### INSTRUCTION
Extract the material from its first line through the line containing "table-vline-left xyxy=(140,63,141,179)", both included, and reproduce those lines without alteration.

### INPUT DATA
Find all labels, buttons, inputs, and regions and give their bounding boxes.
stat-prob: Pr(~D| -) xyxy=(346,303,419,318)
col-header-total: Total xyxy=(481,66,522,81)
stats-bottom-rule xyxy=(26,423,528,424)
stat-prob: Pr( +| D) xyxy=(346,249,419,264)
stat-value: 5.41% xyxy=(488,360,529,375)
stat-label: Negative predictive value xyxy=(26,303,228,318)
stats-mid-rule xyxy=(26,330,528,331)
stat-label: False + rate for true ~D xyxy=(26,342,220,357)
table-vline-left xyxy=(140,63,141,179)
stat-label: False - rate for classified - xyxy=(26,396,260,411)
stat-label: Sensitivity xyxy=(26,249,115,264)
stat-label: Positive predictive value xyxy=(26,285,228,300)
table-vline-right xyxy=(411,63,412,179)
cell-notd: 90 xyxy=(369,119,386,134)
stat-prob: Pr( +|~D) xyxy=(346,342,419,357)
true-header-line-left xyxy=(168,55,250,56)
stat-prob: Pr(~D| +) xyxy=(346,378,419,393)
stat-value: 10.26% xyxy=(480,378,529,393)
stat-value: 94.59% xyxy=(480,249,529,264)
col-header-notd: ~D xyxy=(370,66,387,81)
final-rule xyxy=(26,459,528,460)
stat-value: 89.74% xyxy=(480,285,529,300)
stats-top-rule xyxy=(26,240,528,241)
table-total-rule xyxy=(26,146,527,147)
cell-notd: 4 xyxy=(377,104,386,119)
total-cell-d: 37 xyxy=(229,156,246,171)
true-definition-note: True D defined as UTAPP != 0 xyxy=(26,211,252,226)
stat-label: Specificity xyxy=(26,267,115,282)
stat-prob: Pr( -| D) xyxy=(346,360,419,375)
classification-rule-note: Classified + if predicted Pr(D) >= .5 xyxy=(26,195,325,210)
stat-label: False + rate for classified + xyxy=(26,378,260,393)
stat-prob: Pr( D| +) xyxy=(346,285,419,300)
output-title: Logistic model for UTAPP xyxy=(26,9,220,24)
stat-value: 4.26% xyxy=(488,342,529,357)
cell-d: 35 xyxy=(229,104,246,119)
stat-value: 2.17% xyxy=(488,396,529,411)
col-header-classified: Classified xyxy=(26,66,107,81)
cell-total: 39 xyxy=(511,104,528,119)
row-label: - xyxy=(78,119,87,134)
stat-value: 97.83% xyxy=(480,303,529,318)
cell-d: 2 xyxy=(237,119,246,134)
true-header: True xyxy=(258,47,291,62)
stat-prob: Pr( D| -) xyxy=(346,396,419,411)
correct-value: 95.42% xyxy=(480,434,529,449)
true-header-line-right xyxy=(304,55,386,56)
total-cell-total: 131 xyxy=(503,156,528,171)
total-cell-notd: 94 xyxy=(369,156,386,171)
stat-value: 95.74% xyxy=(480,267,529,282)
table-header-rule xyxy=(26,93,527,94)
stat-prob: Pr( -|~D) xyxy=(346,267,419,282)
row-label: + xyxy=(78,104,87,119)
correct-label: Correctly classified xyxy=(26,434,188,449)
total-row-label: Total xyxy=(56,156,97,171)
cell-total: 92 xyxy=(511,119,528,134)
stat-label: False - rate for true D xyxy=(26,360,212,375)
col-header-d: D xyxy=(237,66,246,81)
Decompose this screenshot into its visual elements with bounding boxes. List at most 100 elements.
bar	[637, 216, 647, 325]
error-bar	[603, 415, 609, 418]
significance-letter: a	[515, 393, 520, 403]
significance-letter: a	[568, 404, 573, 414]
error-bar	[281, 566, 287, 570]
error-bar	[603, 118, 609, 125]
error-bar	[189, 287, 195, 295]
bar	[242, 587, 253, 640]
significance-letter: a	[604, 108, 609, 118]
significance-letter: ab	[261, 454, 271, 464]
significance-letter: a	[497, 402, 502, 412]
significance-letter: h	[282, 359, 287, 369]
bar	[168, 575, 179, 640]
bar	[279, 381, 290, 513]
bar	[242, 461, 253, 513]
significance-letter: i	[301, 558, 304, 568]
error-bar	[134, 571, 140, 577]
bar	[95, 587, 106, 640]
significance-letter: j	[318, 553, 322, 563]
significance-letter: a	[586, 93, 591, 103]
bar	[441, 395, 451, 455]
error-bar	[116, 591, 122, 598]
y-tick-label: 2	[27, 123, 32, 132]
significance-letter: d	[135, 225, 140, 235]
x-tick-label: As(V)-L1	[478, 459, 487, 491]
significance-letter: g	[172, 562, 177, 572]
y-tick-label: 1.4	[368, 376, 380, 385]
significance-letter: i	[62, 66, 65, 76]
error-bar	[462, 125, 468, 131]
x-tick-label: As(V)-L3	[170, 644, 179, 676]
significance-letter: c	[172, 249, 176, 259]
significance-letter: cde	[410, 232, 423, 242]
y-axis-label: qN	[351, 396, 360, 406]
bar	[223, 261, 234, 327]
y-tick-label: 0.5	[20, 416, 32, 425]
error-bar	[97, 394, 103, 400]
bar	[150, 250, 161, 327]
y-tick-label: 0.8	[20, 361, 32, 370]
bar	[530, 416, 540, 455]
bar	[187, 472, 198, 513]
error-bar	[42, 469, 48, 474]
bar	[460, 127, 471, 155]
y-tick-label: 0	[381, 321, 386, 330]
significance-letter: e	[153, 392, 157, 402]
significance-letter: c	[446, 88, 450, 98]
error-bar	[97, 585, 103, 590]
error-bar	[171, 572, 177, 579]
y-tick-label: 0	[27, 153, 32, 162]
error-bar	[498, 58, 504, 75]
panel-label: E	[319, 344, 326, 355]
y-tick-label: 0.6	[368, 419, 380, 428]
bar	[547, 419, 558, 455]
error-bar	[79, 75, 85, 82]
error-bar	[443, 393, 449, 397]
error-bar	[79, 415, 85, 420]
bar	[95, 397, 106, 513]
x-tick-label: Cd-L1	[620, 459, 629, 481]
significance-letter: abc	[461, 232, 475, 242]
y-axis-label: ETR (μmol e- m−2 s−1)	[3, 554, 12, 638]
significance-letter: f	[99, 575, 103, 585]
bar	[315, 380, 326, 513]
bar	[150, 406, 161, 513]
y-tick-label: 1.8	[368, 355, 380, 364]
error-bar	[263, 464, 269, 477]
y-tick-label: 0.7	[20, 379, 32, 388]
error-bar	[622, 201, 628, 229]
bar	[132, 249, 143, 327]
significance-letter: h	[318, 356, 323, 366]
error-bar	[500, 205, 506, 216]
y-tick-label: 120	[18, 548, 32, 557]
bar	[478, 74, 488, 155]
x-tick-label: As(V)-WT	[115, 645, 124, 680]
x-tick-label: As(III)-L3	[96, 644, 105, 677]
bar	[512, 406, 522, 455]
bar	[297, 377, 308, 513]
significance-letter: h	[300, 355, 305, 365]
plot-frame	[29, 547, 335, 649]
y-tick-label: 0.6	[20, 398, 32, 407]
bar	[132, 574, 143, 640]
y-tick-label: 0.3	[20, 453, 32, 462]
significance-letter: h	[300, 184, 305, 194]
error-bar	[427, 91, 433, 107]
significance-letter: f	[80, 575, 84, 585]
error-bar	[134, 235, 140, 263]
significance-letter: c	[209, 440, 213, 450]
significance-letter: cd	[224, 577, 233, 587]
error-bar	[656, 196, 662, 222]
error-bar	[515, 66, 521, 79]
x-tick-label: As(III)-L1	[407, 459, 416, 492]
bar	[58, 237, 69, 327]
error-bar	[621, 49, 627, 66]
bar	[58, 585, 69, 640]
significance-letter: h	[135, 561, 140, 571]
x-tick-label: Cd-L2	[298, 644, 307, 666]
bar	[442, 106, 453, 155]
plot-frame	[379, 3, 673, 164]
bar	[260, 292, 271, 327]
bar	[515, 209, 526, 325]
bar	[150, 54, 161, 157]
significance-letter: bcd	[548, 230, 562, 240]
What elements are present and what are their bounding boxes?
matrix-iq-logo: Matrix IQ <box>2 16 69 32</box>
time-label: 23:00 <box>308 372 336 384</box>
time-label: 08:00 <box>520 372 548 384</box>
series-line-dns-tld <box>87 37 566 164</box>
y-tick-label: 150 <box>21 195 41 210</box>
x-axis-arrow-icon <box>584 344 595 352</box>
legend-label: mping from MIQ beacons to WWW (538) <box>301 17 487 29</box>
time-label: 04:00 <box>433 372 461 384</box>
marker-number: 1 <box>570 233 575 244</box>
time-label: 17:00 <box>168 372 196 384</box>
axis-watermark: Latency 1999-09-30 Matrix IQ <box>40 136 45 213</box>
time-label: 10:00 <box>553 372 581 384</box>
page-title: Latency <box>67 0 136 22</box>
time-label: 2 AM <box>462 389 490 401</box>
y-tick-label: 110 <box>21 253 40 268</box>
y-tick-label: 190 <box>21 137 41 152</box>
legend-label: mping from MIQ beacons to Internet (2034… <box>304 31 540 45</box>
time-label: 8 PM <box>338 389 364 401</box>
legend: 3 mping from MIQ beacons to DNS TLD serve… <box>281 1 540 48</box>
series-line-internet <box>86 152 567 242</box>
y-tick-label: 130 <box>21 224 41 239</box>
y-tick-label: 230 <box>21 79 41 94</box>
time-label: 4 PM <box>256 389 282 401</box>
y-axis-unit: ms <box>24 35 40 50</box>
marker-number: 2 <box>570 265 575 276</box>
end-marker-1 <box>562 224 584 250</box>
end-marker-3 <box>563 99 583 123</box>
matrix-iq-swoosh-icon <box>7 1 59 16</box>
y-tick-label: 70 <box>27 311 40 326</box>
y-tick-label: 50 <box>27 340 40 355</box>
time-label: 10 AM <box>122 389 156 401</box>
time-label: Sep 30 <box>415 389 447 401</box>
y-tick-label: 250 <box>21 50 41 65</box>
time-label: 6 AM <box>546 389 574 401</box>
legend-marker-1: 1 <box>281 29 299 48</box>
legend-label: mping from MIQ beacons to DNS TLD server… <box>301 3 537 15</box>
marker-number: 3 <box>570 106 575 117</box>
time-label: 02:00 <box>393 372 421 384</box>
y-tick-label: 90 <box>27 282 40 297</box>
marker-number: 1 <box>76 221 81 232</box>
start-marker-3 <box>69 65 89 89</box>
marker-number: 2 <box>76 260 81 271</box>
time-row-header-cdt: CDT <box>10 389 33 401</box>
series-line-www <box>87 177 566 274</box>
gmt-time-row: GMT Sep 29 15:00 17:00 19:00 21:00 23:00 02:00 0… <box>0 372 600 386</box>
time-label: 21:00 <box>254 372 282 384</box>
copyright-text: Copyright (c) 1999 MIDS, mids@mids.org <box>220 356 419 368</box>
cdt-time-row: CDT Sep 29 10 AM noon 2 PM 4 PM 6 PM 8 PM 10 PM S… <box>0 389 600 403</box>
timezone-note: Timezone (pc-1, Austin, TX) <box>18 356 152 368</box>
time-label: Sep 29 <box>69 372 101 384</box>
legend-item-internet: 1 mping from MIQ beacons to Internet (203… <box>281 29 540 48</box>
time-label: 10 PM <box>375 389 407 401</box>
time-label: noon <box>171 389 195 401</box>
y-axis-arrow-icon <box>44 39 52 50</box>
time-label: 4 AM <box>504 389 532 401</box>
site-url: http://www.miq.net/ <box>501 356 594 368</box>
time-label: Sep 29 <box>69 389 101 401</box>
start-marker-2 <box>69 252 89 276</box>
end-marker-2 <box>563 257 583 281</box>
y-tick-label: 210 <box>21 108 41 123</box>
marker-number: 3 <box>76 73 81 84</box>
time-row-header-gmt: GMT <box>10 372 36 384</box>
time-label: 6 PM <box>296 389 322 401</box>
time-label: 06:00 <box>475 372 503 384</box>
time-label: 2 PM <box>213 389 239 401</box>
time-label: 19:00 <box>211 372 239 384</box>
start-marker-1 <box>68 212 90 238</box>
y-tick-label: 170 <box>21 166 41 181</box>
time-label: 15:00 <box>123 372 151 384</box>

### COMPLETE OUTPUT
Find all labels, buttons, inputs, and regions and give their bounding boxes.
stat-prob: Pr(~D| -) xyxy=(346,303,419,318)
col-header-total: Total xyxy=(481,66,522,81)
stats-bottom-rule xyxy=(26,423,528,424)
stat-prob: Pr( +| D) xyxy=(346,249,419,264)
stat-value: 5.41% xyxy=(488,360,529,375)
stat-label: Negative predictive value xyxy=(26,303,228,318)
stats-mid-rule xyxy=(26,330,528,331)
stat-label: False + rate for true ~D xyxy=(26,342,220,357)
table-vline-left xyxy=(140,63,141,179)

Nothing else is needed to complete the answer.